→ Exercise requirements: Collect all lines from the records below that include the word "Субсидии".

→ Dataset content:

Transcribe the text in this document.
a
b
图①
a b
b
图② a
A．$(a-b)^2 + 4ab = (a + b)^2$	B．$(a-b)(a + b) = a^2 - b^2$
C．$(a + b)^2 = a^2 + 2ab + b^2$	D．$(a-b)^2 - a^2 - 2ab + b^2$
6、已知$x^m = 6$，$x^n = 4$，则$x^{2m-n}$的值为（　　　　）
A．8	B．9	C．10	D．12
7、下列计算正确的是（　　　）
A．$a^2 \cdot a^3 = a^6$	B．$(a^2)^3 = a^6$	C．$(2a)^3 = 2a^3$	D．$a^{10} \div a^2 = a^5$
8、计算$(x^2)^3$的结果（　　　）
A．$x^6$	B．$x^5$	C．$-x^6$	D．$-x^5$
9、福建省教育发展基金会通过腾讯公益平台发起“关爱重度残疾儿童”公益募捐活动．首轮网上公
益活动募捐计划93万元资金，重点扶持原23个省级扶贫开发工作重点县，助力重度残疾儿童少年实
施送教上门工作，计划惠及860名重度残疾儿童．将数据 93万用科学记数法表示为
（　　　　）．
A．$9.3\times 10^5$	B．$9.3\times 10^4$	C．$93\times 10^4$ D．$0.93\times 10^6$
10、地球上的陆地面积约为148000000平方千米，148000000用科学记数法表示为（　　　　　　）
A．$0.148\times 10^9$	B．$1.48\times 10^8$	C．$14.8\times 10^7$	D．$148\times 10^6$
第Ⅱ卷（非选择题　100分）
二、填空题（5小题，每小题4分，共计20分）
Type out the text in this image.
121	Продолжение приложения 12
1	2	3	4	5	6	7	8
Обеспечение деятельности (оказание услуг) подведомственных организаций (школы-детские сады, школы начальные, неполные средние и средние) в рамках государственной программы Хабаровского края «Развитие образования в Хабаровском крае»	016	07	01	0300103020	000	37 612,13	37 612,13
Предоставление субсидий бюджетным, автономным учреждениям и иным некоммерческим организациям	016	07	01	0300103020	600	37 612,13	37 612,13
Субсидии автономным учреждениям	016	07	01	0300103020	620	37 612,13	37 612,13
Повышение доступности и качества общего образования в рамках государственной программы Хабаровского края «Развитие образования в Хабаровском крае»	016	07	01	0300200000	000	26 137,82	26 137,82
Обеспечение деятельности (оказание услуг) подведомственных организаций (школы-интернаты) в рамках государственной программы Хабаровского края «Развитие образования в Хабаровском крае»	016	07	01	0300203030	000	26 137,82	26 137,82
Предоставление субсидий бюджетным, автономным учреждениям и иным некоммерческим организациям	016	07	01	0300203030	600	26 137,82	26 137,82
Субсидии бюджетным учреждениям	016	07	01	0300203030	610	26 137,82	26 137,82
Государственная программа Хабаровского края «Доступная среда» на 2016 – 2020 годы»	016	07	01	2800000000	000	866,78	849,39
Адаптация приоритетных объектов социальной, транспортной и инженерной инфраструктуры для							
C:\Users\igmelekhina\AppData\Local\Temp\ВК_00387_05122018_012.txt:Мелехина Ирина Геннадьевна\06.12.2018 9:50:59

→ The reply:
Субсидии автономным учреждениям	016	07	01	0300103020	620	37 612,13	37 612,13
Субсидии бюджетным учреждениям	016	07	01	0300203030	610	26 137,82	26 137,82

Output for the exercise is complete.